Data for this task

◇ ◇ ◇ ◇

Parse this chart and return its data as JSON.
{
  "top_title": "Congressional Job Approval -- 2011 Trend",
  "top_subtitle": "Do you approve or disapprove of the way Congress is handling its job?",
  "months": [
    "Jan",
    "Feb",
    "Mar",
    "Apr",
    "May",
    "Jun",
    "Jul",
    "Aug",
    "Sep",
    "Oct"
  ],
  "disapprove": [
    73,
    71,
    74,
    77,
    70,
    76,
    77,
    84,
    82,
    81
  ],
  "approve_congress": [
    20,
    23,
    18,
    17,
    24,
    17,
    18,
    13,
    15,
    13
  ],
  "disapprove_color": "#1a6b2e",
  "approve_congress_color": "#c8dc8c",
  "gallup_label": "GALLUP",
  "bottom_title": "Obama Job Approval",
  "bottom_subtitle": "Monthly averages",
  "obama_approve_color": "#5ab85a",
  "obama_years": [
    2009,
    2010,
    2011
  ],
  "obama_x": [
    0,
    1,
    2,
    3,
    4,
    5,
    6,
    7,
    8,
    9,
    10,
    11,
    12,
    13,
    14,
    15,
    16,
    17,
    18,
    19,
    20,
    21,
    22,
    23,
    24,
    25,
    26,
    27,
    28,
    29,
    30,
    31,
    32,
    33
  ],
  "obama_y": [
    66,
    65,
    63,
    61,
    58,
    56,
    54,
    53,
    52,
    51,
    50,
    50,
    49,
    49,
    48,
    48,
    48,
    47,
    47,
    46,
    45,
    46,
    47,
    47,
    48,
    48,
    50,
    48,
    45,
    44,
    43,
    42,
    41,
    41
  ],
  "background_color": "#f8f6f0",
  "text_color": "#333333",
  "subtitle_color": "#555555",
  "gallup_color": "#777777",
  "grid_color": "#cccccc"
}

◇ ◇ ◇ ◇

Reproduce the complete data exactly as presented above.

Parse this chart and return its data as JSON.
{
  "top_title": "Congressional Job Approval -- 2011 Trend",
  "top_subtitle": "Do you approve or disapprove of the way Congress is handling its job?",
  "months": [
    "Jan",
    "Feb",
    "Mar",
    "Apr",
    "May",
    "Jun",
    "Jul",
    "Aug",
    "Sep",
    "Oct"
  ],
  "disapprove": [
    73,
    71,
    74,
    77,
    70,
    76,
    77,
    84,
    82,
    81
  ],
  "approve_congress": [
    20,
    23,
    18,
    17,
    24,
    17,
    18,
    13,
    15,
    13
  ],
  "disapprove_color": "#1a6b2e",
  "approve_congress_color": "#c8dc8c",
  "gallup_label": "GALLUP",
  "bottom_title": "Obama Job Approval",
  "bottom_subtitle": "Monthly averages",
  "obama_approve_color": "#5ab85a",
  "obama_years": [
    2009,
    2010,
    2011
  ],
  "obama_x": [
    0,
    1,
    2,
    3,
    4,
    5,
    6,
    7,
    8,
    9,
    10,
    11,
    12,
    13,
    14,
    15,
    16,
    17,
    18,
    19,
    20,
    21,
    22,
    23,
    24,
    25,
    26,
    27,
    28,
    29,
    30,
    31,
    32,
    33
  ],
  "obama_y": [
    66,
    65,
    63,
    61,
    58,
    56,
    54,
    53,
    52,
    51,
    50,
    50,
    49,
    49,
    48,
    48,
    48,
    47,
    47,
    46,
    45,
    46,
    47,
    47,
    48,
    48,
    50,
    48,
    45,
    44,
    43,
    42,
    41,
    41
  ],
  "background_color": "#f8f6f0",
  "text_color": "#333333",
  "subtitle_color": "#555555",
  "gallup_color": "#777777",
  "grid_color": "#cccccc"
}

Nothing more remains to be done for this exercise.